▼
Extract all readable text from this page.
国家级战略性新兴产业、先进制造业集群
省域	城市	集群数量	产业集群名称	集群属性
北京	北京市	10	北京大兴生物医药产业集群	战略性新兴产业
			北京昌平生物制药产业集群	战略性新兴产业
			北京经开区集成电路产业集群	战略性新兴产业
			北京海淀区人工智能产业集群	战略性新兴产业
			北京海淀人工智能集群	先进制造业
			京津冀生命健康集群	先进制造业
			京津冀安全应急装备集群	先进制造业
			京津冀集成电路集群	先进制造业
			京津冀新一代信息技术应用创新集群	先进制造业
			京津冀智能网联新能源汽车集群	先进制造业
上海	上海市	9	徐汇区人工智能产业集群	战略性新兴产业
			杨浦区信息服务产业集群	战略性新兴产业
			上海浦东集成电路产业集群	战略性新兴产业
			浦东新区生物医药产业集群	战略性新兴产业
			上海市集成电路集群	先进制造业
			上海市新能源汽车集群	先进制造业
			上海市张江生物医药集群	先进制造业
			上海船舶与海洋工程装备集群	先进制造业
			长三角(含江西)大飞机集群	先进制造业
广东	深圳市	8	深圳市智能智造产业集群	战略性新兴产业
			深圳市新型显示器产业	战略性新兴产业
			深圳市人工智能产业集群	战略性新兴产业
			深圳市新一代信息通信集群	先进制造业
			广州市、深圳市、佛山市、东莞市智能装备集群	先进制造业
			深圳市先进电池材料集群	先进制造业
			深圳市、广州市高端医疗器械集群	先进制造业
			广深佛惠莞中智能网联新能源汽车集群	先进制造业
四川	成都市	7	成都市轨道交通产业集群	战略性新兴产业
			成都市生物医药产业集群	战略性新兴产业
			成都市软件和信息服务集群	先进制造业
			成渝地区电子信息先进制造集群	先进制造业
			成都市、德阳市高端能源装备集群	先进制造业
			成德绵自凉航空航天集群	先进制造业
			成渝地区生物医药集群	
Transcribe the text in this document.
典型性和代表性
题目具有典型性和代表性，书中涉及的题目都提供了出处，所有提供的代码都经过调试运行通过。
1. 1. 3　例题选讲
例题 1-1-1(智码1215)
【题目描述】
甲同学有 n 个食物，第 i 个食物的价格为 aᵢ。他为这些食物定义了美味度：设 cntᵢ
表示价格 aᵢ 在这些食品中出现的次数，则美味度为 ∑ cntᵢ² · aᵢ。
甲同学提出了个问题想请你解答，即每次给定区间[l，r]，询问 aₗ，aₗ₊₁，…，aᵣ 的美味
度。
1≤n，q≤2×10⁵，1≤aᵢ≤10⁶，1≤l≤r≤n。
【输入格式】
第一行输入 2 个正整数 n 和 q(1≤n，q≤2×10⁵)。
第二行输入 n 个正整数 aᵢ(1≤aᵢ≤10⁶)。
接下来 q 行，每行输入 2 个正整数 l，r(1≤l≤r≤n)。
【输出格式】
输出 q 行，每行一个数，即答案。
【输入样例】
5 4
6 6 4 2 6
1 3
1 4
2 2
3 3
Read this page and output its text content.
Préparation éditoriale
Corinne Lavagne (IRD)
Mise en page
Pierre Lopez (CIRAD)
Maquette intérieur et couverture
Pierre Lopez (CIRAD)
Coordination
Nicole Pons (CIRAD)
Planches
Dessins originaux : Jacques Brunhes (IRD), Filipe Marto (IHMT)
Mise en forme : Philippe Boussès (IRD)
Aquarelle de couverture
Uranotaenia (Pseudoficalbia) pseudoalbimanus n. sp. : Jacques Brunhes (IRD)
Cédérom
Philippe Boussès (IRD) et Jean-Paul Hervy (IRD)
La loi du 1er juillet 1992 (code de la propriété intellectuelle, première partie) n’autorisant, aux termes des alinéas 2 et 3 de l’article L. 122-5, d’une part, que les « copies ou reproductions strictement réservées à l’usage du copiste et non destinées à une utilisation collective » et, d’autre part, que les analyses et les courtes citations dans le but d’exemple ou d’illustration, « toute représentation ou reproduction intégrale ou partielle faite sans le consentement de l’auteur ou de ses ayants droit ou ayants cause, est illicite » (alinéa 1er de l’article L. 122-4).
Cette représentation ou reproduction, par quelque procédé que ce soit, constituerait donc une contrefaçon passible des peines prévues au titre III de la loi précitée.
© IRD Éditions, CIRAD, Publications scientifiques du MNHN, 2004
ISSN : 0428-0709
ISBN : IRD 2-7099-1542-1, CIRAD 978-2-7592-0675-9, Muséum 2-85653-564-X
▲
**Task objective**:
Pull out all lines from the entries above that include the word "this".

**Reply**:
Extract all readable text from this page.
Transcribe the text in this document.
Read this page and output its text content.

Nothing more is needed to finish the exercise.